● What you have to do: Reproduce all records exactly.

● Data extract:
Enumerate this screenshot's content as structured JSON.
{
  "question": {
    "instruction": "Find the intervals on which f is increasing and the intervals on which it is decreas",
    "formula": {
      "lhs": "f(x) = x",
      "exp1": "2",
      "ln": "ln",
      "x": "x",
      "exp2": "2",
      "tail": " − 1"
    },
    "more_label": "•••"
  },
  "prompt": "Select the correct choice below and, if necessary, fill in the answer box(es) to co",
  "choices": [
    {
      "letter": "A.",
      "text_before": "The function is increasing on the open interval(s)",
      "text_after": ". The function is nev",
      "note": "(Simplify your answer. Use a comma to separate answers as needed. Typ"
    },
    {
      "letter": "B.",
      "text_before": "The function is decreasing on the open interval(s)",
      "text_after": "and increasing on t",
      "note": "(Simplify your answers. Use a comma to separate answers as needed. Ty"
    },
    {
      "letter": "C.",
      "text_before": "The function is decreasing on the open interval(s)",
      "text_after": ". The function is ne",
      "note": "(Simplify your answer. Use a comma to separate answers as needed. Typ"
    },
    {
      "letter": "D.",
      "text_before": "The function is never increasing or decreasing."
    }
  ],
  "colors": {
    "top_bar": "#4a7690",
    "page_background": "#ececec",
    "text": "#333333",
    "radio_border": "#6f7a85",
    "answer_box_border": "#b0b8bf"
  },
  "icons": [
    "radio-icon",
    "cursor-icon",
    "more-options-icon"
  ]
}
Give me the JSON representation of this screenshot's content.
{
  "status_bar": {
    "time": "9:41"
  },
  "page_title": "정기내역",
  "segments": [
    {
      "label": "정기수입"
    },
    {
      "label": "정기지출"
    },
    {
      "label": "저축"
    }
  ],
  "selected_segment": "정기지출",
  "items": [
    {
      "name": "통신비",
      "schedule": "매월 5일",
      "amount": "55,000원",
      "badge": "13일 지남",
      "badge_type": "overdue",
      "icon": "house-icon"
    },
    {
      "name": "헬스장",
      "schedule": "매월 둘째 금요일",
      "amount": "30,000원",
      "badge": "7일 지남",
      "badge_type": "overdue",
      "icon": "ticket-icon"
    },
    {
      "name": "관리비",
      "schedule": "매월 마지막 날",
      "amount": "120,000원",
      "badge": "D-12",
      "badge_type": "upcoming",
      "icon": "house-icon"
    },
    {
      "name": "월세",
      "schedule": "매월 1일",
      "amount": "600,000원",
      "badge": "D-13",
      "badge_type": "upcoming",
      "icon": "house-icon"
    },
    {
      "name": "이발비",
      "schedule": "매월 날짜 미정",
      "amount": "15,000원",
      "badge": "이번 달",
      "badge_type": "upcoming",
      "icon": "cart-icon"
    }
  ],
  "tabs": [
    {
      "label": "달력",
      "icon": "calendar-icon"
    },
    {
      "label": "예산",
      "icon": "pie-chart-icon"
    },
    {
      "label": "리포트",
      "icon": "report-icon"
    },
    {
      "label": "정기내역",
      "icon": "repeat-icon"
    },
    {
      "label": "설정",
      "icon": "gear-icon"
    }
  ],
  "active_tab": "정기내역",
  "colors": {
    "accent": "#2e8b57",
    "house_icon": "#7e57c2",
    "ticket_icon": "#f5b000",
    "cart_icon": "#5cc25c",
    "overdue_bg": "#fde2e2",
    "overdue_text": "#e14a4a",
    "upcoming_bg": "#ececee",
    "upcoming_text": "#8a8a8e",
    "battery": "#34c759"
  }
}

● Output for this exercise:
Enumerate this screenshot's content as structured JSON.
{
  "question": {
    "instruction": "Find the intervals on which f is increasing and the intervals on which it is decreas",
    "formula": {
      "lhs": "f(x) = x",
      "exp1": "2",
      "ln": "ln",
      "x": "x",
      "exp2": "2",
      "tail": " − 1"
    },
    "more_label": "•••"
  },
  "prompt": "Select the correct choice below and, if necessary, fill in the answer box(es) to co",
  "choices": [
    {
      "letter": "A.",
      "text_before": "The function is increasing on the open interval(s)",
      "text_after": ". The function is nev",
      "note": "(Simplify your answer. Use a comma to separate answers as needed. Typ"
    },
    {
      "letter": "B.",
      "text_before": "The function is decreasing on the open interval(s)",
      "text_after": "and increasing on t",
      "note": "(Simplify your answers. Use a comma to separate answers as needed. Ty"
    },
    {
      "letter": "C.",
      "text_before": "The function is decreasing on the open interval(s)",
      "text_after": ". The function is ne",
      "note": "(Simplify your answer. Use a comma to separate answers as needed. Typ"
    },
    {
      "letter": "D.",
      "text_before": "The function is never increasing or decreasing."
    }
  ],
  "colors": {
    "top_bar": "#4a7690",
    "page_background": "#ececec",
    "text": "#333333",
    "radio_border": "#6f7a85",
    "answer_box_border": "#b0b8bf"
  },
  "icons": [
    "radio-icon",
    "cursor-icon",
    "more-options-icon"
  ]
}
Give me the JSON representation of this screenshot's content.
{
  "status_bar": {
    "time": "9:41"
  },
  "page_title": "정기내역",
  "segments": [
    {
      "label": "정기수입"
    },
    {
      "label": "정기지출"
    },
    {
      "label": "저축"
    }
  ],
  "selected_segment": "정기지출",
  "items": [
    {
      "name": "통신비",
      "schedule": "매월 5일",
      "amount": "55,000원",
      "badge": "13일 지남",
      "badge_type": "overdue",
      "icon": "house-icon"
    },
    {
      "name": "헬스장",
      "schedule": "매월 둘째 금요일",
      "amount": "30,000원",
      "badge": "7일 지남",
      "badge_type": "overdue",
      "icon": "ticket-icon"
    },
    {
      "name": "관리비",
      "schedule": "매월 마지막 날",
      "amount": "120,000원",
      "badge": "D-12",
      "badge_type": "upcoming",
      "icon": "house-icon"
    },
    {
      "name": "월세",
      "schedule": "매월 1일",
      "amount": "600,000원",
      "badge": "D-13",
      "badge_type": "upcoming",
      "icon": "house-icon"
    },
    {
      "name": "이발비",
      "schedule": "매월 날짜 미정",
      "amount": "15,000원",
      "badge": "이번 달",
      "badge_type": "upcoming",
      "icon": "cart-icon"
    }
  ],
  "tabs": [
    {
      "label": "달력",
      "icon": "calendar-icon"
    },
    {
      "label": "예산",
      "icon": "pie-chart-icon"
    },
    {
      "label": "리포트",
      "icon": "report-icon"
    },
    {
      "label": "정기내역",
      "icon": "repeat-icon"
    },
    {
      "label": "설정",
      "icon": "gear-icon"
    }
  ],
  "active_tab": "정기내역",
  "colors": {
    "accent": "#2e8b57",
    "house_icon": "#7e57c2",
    "ticket_icon": "#f5b000",
    "cart_icon": "#5cc25c",
    "overdue_bg": "#fde2e2",
    "overdue_text": "#e14a4a",
    "upcoming_bg": "#ececee",
    "upcoming_text": "#8a8a8e",
    "battery": "#34c759"
  }
}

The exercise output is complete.